** Yapılacaklar **
**a)** S-400 konulu belgeye göre ABD kendi Patriot füzelerini hangi ülkeye satmıştır?
**b)** S-400 konulu belgedeki şu cümleyi İngilizceye çevirin: "S-400 piyasada bulunan en etkin uzun menzilli füze savunma sistemi."
**c)** S-400 konulu belgede "Hemen konuya girelim: ABD" ile başlayıp "Türkiye’yi yıllardır oyalasın?" ile biten bölümü harfi harfine yeniden yazın.

Hemen konuya girelim: ABD neden S-400 almamıza bu kadar karşı?
***
Geçen yazımda da yazdığım gibi, ABD için tek mesele savunma sistemini Rusya’dan almamız değil. S-400 piyasada bulunan en etkin uzun menzilli füze savunma sistemi. Dolayısıyla, Türkiye’ye bölgede ciddi derecede stratejik üstünlük kazandıracak. İşte Washington için de asıl mesele bu: Bölgede ABD’den bağımsız olarak böyle bir güç elde etmemiz. Yoksa neden Suudi Arabistan’a kendi Patriot füzelerini satmışken, Türkiye’yi yıllardır oyalasın?
Ankara da mutlaka bunun farkında. Bu yüzden sadece Batı’ya bağımlı bir savunma sistemi sahibi olmak istemedi. ABD ile gitgide derinleşen krizi de göz önünde bulundurarak, kaynaklarını çeşitlendirmek istedi.

Veri öğeleri:
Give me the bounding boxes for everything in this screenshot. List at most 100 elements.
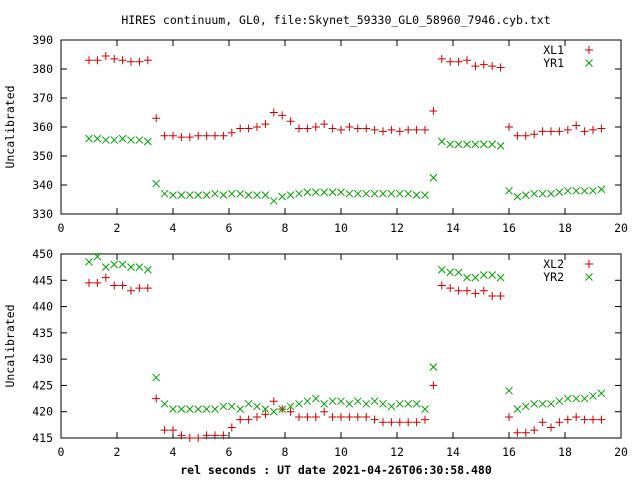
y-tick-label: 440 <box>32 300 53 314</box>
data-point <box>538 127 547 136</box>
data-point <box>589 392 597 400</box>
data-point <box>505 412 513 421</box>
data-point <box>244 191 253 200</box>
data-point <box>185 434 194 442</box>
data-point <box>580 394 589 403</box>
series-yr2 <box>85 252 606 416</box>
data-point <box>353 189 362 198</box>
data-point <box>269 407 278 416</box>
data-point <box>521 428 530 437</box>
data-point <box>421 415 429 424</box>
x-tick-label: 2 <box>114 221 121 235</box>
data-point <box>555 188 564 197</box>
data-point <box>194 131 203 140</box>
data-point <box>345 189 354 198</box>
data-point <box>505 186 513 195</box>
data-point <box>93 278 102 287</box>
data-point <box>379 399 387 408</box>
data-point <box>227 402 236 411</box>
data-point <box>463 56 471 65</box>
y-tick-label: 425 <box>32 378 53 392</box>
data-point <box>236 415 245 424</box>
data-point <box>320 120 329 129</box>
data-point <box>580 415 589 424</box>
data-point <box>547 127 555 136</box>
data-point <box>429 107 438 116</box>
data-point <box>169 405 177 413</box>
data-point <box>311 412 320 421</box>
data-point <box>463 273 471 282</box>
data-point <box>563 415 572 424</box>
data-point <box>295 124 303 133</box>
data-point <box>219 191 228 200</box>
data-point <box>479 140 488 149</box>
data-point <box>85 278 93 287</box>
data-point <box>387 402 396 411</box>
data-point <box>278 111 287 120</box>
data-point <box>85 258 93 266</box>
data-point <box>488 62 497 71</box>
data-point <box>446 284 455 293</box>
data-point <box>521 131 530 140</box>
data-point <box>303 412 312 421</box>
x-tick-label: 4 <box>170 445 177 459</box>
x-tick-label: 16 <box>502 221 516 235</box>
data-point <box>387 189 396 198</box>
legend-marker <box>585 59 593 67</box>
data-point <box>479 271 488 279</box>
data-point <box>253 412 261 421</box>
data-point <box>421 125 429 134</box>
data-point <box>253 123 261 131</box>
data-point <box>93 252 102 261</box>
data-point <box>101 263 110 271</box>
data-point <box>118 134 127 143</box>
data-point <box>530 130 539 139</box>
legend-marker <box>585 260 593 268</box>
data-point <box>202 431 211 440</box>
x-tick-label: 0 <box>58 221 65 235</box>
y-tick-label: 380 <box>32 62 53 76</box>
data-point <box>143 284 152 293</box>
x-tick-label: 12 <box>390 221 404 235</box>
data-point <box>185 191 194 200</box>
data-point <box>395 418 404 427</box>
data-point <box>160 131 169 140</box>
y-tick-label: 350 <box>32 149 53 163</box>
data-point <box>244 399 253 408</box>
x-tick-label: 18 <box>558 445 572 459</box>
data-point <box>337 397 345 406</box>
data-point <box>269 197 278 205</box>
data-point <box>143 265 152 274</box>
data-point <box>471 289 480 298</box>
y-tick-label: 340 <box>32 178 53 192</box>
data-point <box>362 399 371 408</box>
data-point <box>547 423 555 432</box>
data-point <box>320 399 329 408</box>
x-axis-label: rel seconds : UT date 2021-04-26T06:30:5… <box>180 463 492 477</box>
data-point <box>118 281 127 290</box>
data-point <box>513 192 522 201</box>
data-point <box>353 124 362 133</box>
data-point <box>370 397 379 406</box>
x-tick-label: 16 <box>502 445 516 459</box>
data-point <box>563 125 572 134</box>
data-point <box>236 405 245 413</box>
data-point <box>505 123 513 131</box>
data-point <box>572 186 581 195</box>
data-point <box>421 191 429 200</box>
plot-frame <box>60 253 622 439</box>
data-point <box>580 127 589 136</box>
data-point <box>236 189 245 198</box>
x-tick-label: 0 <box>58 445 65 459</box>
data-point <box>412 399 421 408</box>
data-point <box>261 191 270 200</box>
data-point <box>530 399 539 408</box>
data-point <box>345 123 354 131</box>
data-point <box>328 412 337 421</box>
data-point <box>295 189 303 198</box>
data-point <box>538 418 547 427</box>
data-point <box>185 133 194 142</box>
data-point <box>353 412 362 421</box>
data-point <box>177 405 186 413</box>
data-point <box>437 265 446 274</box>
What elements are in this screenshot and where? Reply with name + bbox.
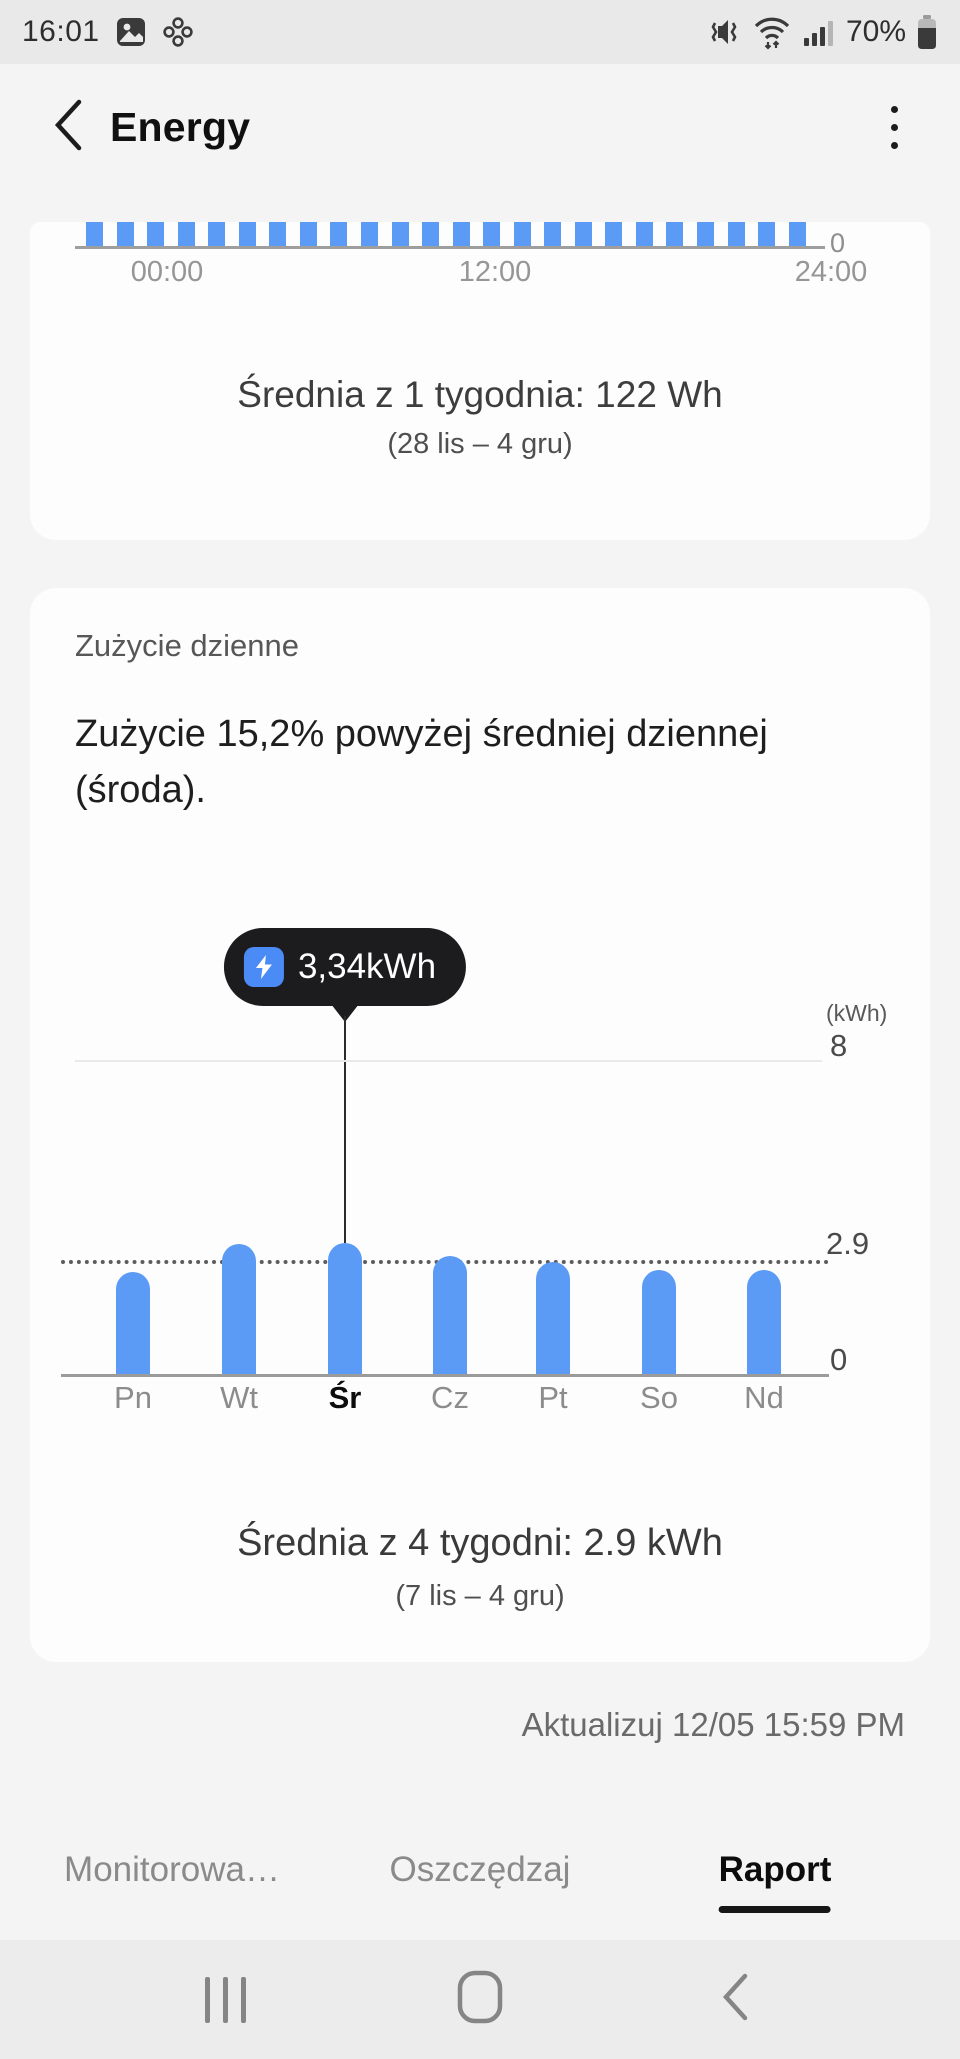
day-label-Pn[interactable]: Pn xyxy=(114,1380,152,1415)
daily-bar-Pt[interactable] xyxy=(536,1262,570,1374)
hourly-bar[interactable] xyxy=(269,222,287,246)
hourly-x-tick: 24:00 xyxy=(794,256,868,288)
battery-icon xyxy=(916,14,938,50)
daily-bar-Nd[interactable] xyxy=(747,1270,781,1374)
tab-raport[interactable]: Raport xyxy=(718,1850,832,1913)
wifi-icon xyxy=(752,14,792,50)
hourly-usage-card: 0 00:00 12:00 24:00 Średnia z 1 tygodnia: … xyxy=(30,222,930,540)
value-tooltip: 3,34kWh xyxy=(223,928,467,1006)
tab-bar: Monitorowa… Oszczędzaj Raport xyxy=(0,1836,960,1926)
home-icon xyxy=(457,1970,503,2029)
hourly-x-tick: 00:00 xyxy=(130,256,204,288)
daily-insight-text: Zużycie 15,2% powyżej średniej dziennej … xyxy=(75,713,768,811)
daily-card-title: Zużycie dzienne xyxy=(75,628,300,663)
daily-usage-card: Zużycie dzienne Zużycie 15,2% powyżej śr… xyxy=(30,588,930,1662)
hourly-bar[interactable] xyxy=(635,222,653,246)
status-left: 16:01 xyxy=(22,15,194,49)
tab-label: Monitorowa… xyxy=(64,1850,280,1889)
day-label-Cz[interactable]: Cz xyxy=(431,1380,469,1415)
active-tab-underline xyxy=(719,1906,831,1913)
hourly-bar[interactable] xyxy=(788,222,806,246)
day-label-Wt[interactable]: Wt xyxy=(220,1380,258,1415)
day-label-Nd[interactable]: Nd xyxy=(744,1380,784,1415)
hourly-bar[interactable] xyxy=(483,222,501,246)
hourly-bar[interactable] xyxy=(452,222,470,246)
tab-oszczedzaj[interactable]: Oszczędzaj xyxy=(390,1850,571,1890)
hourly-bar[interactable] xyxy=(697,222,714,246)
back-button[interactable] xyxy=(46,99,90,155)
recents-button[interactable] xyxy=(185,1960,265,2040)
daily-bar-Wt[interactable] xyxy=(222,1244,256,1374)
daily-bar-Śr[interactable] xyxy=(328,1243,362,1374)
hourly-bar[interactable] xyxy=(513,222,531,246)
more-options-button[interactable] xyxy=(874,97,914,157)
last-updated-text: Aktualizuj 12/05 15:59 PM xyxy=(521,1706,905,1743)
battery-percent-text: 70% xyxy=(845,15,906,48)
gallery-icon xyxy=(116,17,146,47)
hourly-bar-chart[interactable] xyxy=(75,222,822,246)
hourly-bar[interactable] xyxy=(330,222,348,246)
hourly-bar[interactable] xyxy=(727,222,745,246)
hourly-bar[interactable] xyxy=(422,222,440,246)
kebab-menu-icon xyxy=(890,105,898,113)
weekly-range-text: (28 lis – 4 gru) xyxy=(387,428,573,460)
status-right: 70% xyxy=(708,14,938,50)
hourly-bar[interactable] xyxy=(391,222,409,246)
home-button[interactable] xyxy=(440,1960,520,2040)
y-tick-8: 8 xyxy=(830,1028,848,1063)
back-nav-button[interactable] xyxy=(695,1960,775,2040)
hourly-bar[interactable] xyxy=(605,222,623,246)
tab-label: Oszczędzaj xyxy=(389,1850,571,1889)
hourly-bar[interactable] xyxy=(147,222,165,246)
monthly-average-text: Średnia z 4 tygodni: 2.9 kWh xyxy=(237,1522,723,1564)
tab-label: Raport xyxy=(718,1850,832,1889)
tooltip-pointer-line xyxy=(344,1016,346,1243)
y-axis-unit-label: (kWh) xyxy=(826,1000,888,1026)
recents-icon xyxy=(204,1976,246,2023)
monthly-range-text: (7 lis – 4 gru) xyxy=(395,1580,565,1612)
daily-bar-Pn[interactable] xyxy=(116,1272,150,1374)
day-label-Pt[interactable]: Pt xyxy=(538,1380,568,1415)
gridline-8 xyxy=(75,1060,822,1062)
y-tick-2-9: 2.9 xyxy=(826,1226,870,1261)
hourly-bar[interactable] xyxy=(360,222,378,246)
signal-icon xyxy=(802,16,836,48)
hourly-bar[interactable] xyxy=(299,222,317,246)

** Görev yanıtları **
**a)** Suudi Arabistan

**b)** The S-400 is the most effective long-range missile defense system on the market.

**c)**
Hemen konuya girelim: ABD neden S-400 almamıza bu kadar karşı?
***
Geçen yazımda da yazdığım gibi, ABD için tek mesele savunma sistemini Rusya’dan almamız değil. S-400 piyasada bulunan en etkin uzun menzilli füze savunma sistemi. Dolayısıyla, Türkiye’ye bölgede ciddi derecede stratejik üstünlük kazandıracak. İşte Washington için de asıl mesele bu: Bölgede ABD’den bağımsız olarak böyle bir güç elde etmemiz. Yoksa neden Suudi Arabistan’a kendi Patriot füzelerini satmışken, Türkiye’yi yıllardır oyalasın?